▸ **GOAL OF THE EXERCISE**
Throughout the listing below, copy each line containing "Were".

▸ **SUPPLIED INFORMATION**
####################

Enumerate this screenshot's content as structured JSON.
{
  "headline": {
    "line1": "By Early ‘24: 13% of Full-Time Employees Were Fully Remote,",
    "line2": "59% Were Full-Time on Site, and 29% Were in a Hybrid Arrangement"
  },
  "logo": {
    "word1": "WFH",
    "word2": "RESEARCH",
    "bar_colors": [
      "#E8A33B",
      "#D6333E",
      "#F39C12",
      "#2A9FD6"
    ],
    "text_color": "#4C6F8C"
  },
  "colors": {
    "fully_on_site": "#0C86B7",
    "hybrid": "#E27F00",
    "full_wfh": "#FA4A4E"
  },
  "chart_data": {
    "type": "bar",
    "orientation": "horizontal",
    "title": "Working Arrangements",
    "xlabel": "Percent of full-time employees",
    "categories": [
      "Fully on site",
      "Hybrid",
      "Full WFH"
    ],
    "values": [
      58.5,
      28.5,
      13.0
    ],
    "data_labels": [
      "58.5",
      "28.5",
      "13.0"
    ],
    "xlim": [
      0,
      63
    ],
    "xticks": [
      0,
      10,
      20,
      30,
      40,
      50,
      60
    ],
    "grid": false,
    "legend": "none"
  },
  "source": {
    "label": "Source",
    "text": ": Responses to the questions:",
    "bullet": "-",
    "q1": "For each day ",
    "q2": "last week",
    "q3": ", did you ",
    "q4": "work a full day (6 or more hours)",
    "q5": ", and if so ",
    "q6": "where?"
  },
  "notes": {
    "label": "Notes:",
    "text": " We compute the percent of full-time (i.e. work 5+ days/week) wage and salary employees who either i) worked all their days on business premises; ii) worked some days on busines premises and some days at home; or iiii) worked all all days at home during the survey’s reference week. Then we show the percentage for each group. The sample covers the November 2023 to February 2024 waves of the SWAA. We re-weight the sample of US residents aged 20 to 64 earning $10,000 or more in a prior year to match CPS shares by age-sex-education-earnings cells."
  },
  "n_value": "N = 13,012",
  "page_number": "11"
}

####################

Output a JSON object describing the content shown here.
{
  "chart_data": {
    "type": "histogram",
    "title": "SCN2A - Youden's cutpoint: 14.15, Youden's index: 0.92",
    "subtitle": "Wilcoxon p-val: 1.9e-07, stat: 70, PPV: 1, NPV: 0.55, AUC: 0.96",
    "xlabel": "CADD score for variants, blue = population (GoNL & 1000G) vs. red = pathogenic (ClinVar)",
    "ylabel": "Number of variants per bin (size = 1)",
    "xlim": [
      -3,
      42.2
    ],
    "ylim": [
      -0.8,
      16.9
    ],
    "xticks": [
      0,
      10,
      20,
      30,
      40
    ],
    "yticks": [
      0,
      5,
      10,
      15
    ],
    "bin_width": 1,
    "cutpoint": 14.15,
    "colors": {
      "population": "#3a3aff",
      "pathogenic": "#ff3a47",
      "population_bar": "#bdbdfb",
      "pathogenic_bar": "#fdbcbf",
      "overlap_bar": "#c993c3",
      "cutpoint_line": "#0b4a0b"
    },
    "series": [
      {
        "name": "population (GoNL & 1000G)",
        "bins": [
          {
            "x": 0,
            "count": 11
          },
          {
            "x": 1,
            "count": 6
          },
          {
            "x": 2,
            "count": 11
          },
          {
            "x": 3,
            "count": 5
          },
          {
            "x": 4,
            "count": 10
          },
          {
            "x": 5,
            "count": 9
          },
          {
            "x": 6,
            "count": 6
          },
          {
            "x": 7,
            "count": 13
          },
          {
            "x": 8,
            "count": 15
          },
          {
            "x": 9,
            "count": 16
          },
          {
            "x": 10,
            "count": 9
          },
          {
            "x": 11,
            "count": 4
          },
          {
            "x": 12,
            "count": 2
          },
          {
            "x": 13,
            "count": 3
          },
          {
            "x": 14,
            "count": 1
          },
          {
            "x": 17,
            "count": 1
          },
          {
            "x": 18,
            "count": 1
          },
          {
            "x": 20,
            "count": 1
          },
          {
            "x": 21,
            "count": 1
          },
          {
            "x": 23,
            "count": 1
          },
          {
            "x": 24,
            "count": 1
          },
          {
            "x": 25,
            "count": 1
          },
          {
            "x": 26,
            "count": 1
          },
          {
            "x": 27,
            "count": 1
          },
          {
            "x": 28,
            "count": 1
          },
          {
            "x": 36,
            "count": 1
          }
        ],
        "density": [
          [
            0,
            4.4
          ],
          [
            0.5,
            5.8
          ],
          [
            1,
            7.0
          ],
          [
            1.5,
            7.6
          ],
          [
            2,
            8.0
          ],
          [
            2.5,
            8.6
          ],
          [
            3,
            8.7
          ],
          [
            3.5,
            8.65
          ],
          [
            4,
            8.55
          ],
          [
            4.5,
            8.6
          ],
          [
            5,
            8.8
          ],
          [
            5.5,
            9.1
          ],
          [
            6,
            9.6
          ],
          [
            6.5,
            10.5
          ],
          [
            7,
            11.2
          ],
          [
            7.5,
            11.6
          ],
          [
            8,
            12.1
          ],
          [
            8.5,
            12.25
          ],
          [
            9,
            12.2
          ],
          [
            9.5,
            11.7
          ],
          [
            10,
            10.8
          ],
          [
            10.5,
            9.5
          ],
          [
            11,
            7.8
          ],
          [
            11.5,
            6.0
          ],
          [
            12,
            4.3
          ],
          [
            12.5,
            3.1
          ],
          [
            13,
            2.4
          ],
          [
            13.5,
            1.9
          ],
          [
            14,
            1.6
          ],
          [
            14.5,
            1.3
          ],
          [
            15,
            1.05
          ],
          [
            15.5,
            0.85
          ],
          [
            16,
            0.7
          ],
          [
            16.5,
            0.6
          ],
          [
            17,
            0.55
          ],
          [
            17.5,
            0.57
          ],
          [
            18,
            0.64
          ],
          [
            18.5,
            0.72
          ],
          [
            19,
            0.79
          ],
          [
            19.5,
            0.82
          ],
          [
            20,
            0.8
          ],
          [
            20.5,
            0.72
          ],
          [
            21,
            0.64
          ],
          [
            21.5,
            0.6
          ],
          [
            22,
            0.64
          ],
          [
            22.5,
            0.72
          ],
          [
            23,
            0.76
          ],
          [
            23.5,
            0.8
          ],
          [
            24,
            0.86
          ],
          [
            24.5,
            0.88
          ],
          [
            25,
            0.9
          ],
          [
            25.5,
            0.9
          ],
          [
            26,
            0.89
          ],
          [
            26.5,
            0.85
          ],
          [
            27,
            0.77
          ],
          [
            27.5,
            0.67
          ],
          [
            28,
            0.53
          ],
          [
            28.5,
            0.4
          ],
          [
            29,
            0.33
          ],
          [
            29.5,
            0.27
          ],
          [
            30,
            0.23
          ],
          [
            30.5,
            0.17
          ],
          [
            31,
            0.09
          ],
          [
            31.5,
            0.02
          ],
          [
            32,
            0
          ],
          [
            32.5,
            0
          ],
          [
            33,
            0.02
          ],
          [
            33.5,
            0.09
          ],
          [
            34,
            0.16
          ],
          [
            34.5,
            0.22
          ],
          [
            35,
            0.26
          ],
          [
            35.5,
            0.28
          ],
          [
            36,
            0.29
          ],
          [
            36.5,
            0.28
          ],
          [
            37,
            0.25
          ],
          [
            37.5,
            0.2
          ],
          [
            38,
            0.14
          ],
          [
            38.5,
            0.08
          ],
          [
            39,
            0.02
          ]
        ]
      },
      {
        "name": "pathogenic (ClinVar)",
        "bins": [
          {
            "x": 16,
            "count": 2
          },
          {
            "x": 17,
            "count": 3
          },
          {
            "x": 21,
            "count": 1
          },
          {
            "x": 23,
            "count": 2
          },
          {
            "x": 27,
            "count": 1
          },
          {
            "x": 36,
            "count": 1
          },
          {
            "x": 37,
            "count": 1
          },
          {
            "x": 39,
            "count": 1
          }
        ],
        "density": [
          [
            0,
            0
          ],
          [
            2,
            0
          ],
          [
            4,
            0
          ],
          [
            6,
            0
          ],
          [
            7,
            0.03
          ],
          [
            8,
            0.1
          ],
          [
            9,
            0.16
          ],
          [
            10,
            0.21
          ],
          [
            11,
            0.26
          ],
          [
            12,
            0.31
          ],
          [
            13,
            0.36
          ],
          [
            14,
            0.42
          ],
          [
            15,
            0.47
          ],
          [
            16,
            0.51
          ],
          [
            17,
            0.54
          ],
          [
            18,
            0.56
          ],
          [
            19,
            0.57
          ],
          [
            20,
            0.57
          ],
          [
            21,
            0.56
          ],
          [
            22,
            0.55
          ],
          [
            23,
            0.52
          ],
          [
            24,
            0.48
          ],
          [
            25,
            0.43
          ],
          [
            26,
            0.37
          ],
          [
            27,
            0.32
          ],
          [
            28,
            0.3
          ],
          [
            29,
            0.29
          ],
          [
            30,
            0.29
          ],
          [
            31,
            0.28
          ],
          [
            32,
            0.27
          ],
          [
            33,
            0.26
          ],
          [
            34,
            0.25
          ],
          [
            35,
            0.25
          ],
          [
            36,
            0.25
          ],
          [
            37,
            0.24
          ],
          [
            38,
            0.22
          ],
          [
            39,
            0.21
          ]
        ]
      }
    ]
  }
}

####################

▸ **EXERCISE SOLUTION**
    "line1": "By Early ‘24: 13% of Full-Time Employees Were Fully Remote,",
    "line2": "59% Were Full-Time on Site, and 29% Were in a Hybrid Arrangement"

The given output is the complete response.